Exercise: In the material below, identify each line bearing the word "display". Reproduce those lines.

Collected data:
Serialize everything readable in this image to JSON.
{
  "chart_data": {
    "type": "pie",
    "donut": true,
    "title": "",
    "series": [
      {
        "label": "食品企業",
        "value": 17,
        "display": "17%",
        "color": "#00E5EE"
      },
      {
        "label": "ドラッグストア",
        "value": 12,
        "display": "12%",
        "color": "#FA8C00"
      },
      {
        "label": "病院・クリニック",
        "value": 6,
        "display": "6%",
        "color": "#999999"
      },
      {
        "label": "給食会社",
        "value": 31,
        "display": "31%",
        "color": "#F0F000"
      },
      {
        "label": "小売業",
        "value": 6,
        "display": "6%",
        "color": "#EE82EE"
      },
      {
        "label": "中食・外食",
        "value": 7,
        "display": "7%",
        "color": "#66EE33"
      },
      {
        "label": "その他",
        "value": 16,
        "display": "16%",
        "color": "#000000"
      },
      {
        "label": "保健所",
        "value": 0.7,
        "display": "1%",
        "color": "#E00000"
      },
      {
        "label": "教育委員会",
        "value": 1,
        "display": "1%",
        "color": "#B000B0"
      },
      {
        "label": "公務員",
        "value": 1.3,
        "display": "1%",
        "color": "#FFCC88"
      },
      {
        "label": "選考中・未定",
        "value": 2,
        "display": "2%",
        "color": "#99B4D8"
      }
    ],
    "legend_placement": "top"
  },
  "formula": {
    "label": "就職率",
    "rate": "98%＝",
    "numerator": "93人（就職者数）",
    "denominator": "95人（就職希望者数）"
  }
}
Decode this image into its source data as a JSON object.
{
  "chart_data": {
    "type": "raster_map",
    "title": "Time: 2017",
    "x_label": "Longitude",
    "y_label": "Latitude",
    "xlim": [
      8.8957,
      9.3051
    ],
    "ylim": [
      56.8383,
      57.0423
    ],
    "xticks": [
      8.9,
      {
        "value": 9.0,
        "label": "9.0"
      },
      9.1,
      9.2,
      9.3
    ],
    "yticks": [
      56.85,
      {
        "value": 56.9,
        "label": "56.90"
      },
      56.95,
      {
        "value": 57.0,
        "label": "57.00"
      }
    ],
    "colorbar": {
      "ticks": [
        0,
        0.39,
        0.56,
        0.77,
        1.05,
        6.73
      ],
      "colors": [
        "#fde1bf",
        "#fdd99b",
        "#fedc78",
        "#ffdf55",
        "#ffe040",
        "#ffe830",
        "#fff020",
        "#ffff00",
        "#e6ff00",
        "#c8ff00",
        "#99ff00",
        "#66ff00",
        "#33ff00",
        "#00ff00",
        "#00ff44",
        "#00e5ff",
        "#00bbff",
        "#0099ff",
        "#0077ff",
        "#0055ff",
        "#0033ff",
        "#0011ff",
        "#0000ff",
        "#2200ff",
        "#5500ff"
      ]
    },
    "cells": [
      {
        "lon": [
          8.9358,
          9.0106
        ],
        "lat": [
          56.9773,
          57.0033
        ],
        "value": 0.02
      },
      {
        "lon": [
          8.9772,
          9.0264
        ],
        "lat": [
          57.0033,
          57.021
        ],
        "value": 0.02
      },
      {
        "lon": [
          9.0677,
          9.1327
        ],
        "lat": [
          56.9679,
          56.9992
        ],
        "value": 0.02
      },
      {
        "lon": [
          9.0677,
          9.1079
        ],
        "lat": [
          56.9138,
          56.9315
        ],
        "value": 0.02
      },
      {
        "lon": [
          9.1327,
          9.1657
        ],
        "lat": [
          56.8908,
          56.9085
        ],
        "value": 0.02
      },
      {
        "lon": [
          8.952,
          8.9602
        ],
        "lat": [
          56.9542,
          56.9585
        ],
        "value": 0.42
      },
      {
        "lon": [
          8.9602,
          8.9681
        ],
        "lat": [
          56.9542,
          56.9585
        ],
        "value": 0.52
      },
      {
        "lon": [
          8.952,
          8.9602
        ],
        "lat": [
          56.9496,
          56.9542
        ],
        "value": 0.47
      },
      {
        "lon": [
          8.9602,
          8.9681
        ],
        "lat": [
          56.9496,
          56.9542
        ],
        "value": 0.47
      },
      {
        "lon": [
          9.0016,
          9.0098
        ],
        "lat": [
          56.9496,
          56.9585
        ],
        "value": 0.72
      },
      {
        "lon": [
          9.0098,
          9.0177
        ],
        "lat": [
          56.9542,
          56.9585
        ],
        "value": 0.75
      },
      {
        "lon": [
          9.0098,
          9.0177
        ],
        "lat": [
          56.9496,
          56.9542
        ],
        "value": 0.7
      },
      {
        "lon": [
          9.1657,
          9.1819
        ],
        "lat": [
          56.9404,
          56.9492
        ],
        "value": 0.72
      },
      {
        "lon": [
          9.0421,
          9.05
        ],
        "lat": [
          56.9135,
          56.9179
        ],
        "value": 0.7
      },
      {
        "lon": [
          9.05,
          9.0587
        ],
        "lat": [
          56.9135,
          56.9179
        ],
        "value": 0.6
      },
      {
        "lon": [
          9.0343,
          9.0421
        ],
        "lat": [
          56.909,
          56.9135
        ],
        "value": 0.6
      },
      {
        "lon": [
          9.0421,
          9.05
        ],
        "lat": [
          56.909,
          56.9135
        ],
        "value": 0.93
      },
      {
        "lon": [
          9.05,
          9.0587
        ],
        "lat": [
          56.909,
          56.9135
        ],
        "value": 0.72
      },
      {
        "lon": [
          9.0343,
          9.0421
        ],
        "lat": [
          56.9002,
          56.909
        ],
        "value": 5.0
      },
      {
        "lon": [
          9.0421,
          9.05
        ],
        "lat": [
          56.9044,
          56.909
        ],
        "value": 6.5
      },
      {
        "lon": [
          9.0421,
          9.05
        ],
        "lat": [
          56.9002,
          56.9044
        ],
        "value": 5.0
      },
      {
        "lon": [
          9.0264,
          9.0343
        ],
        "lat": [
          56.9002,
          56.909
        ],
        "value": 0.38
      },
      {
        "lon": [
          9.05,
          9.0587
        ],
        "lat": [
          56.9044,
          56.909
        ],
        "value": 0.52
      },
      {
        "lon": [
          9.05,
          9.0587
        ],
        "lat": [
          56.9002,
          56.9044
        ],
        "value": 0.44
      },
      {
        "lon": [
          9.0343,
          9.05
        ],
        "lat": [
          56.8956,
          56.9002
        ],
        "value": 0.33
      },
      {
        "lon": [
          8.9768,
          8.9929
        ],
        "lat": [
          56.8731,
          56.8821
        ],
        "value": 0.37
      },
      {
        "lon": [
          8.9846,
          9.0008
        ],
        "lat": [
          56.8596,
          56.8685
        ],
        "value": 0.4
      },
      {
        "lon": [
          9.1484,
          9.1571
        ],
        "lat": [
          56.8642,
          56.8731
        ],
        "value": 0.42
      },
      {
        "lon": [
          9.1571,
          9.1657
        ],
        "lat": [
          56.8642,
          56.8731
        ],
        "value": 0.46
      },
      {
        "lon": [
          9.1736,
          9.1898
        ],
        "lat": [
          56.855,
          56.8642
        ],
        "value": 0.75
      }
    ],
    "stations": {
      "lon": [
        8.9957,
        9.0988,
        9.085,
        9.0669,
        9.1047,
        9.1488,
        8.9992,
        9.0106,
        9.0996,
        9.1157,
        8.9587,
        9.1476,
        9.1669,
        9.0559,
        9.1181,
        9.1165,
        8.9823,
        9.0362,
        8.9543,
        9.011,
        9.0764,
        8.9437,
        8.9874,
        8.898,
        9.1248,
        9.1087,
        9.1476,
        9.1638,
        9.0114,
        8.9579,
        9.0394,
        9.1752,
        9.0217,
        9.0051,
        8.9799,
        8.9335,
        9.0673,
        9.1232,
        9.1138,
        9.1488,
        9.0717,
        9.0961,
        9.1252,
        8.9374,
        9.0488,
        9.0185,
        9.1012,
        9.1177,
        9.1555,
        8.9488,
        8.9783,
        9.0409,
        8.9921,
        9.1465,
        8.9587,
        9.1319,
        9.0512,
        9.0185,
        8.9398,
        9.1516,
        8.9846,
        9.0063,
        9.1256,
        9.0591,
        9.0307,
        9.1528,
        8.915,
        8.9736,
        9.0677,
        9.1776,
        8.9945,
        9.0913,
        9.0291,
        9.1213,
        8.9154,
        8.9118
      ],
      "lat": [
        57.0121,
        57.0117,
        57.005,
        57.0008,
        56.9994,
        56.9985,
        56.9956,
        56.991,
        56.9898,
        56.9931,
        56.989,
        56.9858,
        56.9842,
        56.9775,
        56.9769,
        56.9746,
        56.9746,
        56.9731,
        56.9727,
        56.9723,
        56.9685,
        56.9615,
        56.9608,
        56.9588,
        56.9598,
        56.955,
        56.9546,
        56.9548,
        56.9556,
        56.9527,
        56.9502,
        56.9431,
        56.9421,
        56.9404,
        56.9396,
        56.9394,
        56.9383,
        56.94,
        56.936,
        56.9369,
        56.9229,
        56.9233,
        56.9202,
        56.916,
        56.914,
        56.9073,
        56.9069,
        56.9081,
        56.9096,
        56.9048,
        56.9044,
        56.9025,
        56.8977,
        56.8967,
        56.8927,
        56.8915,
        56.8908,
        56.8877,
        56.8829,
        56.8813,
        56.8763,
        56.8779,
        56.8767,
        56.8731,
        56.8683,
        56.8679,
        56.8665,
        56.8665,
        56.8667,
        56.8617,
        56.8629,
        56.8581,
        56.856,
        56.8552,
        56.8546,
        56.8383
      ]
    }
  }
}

Written solution:
        "display": "17%",
        "display": "12%",
        "display": "6%",
        "display": "31%",
        "display": "6%",
        "display": "7%",
        "display": "16%",
        "display": "1%",
        "display": "1%",
        "display": "1%",
        "display": "2%",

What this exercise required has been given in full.